- _Given records_:
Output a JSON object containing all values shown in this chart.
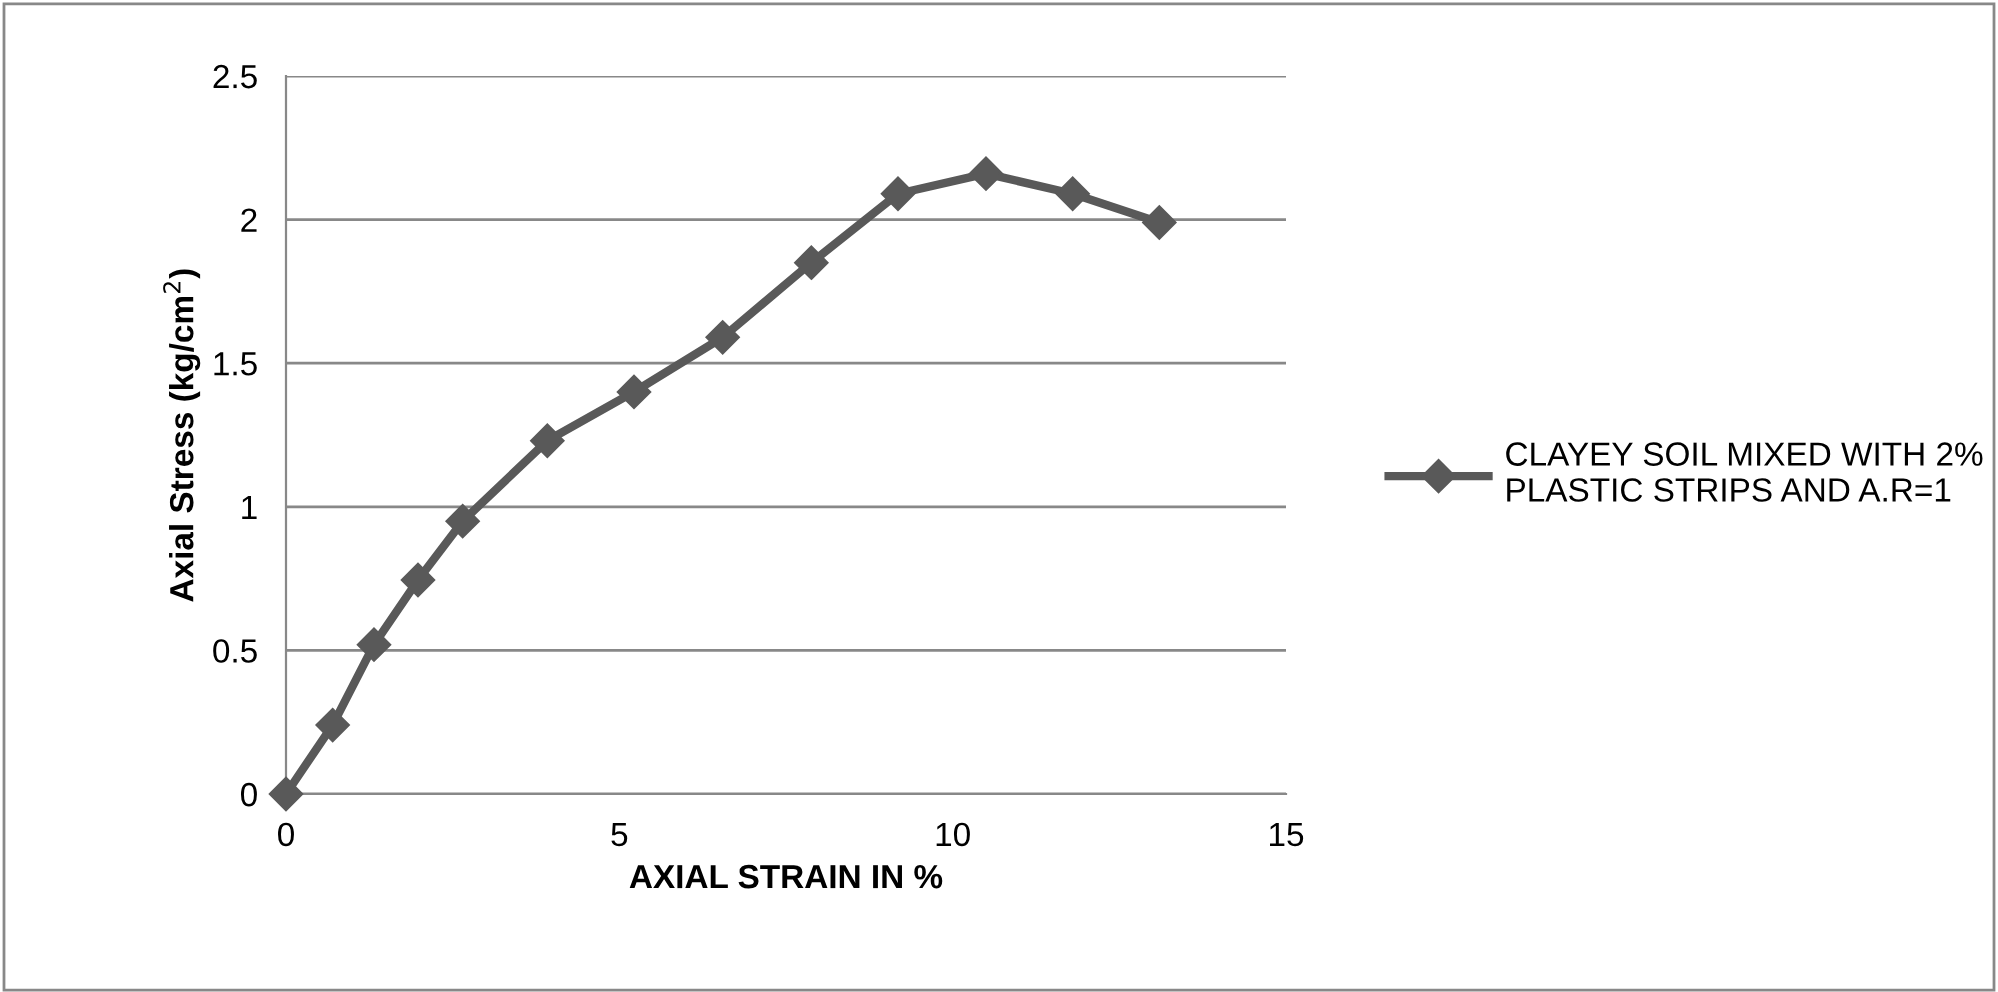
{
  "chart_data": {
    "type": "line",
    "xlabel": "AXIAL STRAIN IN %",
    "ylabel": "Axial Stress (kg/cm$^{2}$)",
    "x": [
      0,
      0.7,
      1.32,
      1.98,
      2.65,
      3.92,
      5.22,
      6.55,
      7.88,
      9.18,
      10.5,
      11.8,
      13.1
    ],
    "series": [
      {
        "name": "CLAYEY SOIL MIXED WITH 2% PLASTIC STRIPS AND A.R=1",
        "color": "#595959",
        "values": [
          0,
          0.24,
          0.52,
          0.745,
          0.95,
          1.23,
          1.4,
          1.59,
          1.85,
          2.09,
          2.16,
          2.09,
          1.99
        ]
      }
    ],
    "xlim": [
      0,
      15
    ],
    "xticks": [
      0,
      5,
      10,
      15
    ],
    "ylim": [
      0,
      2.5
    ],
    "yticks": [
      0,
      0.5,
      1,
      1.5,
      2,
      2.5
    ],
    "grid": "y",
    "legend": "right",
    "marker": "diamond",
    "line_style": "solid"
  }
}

==

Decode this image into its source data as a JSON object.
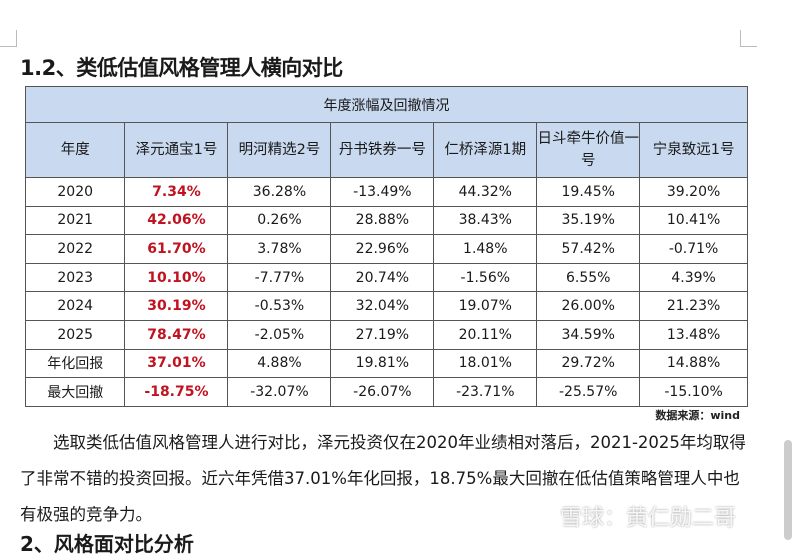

---

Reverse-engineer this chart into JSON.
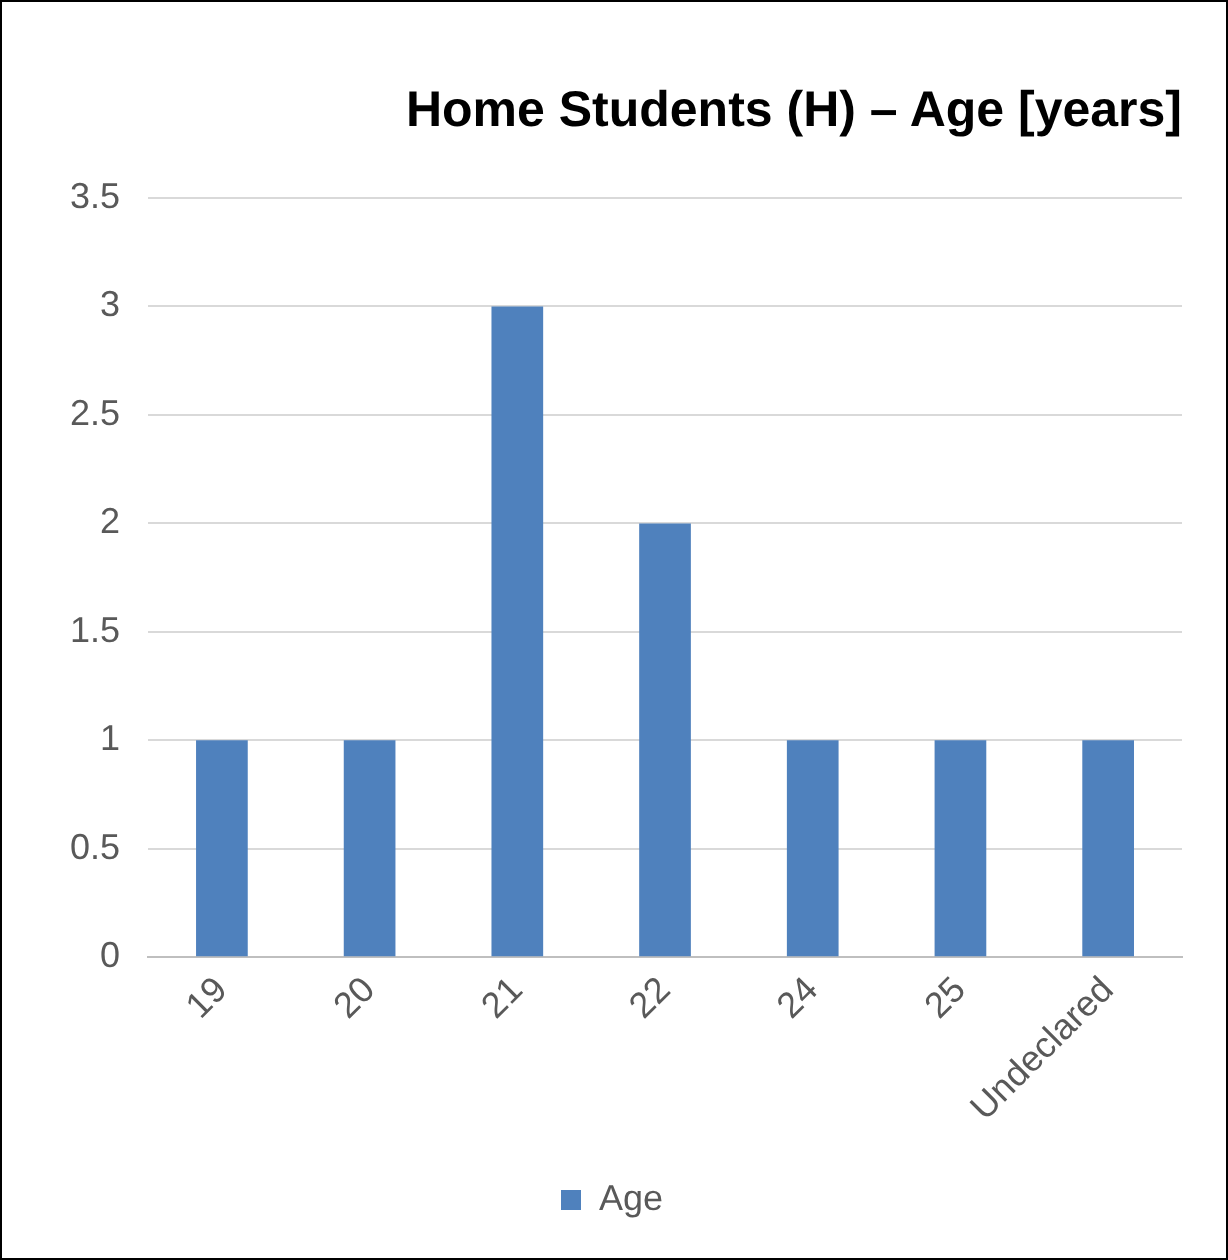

- _Task brief_:
Every line in the data that holds "into" should be copied out.

- _Answer in full_:
Decode this image into its source data as a JSON object.
Reverse-engineer this chart into JSON.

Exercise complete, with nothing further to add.